## DATASET ENTRIES

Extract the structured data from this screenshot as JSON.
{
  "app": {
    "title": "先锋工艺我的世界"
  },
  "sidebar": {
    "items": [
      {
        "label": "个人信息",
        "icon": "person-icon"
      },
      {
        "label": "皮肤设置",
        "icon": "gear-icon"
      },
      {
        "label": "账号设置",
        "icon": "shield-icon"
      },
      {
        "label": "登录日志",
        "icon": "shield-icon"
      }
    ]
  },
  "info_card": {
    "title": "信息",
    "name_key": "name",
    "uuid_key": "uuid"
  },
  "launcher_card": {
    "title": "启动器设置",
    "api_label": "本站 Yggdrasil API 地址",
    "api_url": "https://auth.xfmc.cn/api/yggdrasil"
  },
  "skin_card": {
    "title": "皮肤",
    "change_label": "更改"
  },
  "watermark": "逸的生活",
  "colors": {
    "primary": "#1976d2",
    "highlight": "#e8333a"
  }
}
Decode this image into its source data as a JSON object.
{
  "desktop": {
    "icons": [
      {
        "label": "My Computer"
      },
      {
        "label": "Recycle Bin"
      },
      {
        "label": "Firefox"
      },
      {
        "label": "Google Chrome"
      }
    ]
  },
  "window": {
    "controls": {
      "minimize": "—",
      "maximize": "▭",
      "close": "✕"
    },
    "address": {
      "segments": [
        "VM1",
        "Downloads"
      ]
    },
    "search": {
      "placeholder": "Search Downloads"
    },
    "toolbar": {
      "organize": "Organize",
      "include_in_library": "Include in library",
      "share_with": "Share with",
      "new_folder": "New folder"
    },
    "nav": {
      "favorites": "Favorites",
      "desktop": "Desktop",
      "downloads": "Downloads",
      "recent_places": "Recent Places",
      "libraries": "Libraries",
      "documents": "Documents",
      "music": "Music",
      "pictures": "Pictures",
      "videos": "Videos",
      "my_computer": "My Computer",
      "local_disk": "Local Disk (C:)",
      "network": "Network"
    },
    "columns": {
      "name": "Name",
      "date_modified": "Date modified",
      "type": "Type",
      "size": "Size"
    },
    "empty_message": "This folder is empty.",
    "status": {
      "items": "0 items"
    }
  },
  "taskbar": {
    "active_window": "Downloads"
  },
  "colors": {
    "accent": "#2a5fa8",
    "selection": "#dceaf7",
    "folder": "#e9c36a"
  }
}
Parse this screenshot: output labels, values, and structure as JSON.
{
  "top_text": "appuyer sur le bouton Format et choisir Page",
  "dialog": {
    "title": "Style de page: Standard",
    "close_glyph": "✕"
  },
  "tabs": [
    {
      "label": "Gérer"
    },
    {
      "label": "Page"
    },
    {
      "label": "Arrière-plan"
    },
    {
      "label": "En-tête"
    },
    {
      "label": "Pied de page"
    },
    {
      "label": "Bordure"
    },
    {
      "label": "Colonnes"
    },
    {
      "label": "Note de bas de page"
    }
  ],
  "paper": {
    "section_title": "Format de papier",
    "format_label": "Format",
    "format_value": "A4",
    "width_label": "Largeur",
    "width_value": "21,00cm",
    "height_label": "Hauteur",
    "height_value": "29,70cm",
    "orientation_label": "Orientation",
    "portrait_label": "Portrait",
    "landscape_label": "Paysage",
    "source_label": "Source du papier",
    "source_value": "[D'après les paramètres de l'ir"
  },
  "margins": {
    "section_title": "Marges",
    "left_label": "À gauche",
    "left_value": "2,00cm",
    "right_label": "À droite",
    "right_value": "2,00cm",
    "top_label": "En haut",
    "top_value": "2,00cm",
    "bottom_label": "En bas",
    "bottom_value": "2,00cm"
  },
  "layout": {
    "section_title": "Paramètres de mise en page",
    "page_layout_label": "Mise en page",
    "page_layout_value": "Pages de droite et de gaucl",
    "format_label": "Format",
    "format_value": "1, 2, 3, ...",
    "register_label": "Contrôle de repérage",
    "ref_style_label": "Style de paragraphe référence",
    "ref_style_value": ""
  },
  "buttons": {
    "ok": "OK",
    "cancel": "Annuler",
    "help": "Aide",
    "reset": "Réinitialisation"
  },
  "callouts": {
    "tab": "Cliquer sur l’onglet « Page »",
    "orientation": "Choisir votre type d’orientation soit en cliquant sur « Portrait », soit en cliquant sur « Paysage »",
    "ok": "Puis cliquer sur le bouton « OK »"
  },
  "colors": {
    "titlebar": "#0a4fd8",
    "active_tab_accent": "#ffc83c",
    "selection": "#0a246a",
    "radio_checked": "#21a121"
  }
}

## EXERCISE DIRECTIONS
Report only how many lines in the records contain the word "Portrait".

## FULL RESPONSE
2